| TEXT |

IWF sieht die Stabilität der Finanzmärkte gefährdet

Der jährliche Finanzstabilitätsbericht des Internationalen Währungsfonds (IWF), der in Anschluss an die Jahrestagung auf Bali veröffentlicht wurde, warnt vor möglichen Turbulenzen an den internationalen Finanzmärkten. Als Ursache der angespannten Situation werden vor allem die aktuell eskalierenden Handelskonflikte und die geopolitischen Spannungen angeführt.
Die angeführten Risiken könnten sich negativ auf die Finanzierungsbedingungen von Staaten und Unternehmen auswirken. Derzeit herrschen günstige Finanzierungskonditionen vor, was zu einem weltweiten wirtschaftlichen Aufschwung führt, von dem sowohl Unternehmen als auch Verbraucher profitieren. Dem IWF zufolge gerät diese Entwicklung aber in einigen Schwellenländern aber bereits ins Stocken. Die Entwicklung der Finanzierungskonditionen in den Schwellenländern kann sich dabei auf die weltweite Finanzstabilität auswirken, so dass ein potenzielles Risiko für alle internationalen Finanzmärkte entsteht.
Der IWF schreibt der Geldpolitik eine tragende Funktion für die Börse zu. Da in den Vereinigten Staaten und in Großbritannien ein Zinsanstieg bereits jetzt bemerkbar ist, ist damit zu rechnen, dass die Europäische Zentralbank im kommenden Sommer nachzieht. Es besteht die Gefahr, dass dabei Schwachstellen an den Finanzierungsmärkten aufgedeckt werden, die durch die niedrige Zinspolitik überschattet wurden.
Insgesamt bescheinigt der IWF den Bilanzen der einzelnen Banken zwar eine Verbesserung, insgesamt lassen sich aber Schwächen in China, Japan, Großbritannien und im gesamten Euroraum identifizieren. Deshalb fordern Vertreter von der Politik, dass das Finanzsystem weiterhin gestärkt werden muss.

| BEREITGESTELLTES MATERIAL |
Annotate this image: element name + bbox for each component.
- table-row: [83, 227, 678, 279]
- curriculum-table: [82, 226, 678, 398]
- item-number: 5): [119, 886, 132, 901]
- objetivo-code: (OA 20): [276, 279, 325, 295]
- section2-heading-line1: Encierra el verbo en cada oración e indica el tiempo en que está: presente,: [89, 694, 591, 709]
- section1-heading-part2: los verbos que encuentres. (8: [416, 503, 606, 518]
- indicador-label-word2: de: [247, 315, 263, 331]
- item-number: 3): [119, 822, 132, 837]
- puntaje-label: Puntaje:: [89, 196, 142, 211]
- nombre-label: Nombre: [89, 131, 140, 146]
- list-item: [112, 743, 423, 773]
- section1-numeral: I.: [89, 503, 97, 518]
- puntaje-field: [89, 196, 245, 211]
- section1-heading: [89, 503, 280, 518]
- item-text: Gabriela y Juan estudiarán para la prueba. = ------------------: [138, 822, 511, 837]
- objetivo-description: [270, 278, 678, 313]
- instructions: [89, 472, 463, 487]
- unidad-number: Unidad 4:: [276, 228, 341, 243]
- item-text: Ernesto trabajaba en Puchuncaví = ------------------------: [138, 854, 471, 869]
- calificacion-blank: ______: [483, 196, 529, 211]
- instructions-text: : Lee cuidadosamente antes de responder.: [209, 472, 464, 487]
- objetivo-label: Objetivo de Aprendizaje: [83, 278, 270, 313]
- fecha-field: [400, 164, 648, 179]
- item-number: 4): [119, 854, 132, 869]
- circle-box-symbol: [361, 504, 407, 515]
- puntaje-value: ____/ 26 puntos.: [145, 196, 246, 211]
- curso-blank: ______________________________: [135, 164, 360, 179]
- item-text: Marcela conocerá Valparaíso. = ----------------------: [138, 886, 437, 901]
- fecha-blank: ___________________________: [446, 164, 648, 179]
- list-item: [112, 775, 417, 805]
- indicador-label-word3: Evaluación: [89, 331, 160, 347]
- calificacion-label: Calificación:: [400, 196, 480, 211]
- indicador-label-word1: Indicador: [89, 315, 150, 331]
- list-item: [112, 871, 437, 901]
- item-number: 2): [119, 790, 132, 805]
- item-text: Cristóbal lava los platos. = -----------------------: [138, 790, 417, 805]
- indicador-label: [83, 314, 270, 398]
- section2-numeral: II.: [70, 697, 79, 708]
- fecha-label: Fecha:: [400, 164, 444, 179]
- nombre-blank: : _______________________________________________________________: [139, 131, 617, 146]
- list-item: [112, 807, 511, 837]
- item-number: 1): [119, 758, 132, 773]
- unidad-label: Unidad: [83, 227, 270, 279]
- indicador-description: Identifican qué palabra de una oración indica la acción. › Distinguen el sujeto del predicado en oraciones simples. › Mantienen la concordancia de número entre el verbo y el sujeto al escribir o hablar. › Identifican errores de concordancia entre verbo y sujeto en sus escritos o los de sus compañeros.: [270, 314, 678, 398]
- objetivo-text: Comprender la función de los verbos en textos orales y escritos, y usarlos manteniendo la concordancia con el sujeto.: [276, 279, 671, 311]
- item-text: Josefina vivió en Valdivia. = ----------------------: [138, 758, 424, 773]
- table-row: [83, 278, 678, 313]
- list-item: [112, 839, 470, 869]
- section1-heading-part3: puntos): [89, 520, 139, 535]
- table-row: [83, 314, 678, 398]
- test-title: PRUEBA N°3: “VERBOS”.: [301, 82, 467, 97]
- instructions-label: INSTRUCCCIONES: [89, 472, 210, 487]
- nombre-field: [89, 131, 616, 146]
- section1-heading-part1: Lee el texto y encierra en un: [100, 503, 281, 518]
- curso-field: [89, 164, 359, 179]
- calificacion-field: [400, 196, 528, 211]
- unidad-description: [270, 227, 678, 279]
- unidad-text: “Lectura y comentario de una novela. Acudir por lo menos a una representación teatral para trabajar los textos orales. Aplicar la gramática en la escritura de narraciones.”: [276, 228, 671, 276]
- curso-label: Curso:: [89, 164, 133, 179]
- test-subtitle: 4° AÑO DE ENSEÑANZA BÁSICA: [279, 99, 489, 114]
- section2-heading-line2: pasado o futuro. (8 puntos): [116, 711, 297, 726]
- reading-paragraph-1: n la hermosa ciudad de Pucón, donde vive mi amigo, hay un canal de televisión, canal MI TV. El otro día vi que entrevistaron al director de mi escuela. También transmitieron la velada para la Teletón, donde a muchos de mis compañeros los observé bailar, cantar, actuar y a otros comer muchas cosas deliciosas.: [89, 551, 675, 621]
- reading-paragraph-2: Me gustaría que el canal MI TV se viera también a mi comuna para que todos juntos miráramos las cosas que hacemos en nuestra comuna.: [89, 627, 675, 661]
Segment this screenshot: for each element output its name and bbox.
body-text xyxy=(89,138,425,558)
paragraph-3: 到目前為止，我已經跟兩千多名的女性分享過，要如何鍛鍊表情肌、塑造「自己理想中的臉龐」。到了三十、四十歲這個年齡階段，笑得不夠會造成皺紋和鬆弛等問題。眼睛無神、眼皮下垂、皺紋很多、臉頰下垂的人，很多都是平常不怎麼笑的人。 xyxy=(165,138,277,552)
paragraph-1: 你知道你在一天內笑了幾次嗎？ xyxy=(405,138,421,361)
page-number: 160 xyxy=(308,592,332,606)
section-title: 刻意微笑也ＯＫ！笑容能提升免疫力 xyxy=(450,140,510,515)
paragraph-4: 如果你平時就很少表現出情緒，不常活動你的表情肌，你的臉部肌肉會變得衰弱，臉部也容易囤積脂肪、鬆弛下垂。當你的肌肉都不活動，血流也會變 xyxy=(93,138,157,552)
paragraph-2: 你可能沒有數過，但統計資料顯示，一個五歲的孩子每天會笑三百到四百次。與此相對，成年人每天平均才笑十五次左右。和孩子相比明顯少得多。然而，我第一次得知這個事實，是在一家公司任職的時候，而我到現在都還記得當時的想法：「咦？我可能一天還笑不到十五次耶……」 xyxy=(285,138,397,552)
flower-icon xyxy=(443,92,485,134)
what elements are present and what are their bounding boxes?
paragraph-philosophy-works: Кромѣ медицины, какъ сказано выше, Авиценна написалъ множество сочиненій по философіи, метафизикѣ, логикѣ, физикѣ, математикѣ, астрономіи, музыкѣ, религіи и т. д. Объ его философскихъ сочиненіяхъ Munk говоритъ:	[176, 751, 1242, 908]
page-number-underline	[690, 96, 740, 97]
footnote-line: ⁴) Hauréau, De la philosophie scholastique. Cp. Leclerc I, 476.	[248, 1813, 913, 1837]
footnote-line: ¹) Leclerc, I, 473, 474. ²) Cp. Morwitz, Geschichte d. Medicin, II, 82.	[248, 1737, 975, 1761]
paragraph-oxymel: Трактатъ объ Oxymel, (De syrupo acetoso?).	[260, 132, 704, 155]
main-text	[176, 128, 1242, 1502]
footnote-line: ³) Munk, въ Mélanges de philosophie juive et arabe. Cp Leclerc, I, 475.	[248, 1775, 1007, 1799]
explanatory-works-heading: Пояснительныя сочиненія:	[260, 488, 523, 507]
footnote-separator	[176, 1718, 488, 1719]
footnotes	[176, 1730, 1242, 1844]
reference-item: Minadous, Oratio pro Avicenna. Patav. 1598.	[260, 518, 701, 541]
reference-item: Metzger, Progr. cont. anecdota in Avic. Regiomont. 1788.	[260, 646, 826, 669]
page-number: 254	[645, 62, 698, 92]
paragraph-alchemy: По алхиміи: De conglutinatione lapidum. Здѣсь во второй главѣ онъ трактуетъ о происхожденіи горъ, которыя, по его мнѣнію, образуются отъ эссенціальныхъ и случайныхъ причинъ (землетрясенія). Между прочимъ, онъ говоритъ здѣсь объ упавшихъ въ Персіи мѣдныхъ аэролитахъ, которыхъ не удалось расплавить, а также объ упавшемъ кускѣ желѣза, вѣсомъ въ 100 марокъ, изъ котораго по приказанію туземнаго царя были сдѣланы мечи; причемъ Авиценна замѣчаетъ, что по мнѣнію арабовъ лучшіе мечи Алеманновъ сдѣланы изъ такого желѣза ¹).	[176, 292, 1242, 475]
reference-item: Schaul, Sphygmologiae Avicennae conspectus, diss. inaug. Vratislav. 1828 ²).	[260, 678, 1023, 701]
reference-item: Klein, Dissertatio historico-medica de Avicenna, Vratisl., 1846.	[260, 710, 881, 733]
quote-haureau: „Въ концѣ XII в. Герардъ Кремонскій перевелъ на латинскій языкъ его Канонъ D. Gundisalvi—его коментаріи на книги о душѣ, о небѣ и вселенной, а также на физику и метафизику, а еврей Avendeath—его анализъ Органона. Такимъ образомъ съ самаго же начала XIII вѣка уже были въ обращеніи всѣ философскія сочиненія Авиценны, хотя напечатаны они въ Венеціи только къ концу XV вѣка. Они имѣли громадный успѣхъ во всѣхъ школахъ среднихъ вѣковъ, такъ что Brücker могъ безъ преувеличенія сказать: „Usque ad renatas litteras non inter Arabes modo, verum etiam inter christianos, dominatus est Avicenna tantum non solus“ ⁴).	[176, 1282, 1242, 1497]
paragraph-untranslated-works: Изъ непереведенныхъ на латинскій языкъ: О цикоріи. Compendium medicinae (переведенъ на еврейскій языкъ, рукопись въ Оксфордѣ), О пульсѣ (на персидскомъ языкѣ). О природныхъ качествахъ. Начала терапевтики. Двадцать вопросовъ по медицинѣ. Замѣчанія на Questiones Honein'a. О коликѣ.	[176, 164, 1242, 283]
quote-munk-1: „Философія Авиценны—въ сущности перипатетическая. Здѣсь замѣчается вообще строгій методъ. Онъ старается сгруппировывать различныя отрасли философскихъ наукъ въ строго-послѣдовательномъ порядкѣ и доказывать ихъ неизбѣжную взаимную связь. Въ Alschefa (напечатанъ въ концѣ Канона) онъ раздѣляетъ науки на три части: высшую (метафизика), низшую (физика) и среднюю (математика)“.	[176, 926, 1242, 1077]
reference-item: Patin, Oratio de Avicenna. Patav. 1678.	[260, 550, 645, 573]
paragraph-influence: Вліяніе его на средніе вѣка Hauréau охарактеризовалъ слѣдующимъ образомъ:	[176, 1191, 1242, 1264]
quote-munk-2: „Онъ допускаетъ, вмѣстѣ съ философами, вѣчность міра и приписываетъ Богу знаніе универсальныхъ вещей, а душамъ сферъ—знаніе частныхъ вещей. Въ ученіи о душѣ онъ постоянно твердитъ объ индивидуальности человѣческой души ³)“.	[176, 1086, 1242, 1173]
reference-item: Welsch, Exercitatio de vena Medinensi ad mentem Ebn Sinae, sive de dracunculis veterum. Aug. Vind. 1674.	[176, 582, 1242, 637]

| AUFGABE |
Bitte schreiben Sie aus dem Text über den IWF-Bericht den Abschnitt wortgetreu ab, der bei den Worten „Die angeführten Risiken“ beginnt und nach den Worten „internationalen Finanzmärkte entsteht.“ endet.

| LÖSUNG |
Die angeführten Risiken könnten sich negativ auf die Finanzierungsbedingungen von Staaten und Unternehmen auswirken. Derzeit herrschen günstige Finanzierungskonditionen vor, was zu einem weltweiten wirtschaftlichen Aufschwung führt, von dem sowohl Unternehmen als auch Verbraucher profitieren. Dem IWF zufolge gerät diese Entwicklung aber in einigen Schwellenländern aber bereits ins Stocken. Die Entwicklung der Finanzierungskonditionen in den Schwellenländern kann sich dabei auf die weltweite Finanzstabilität auswirken, so dass ein potenzielles Risiko für alle internationalen Finanzmärkte entsteht.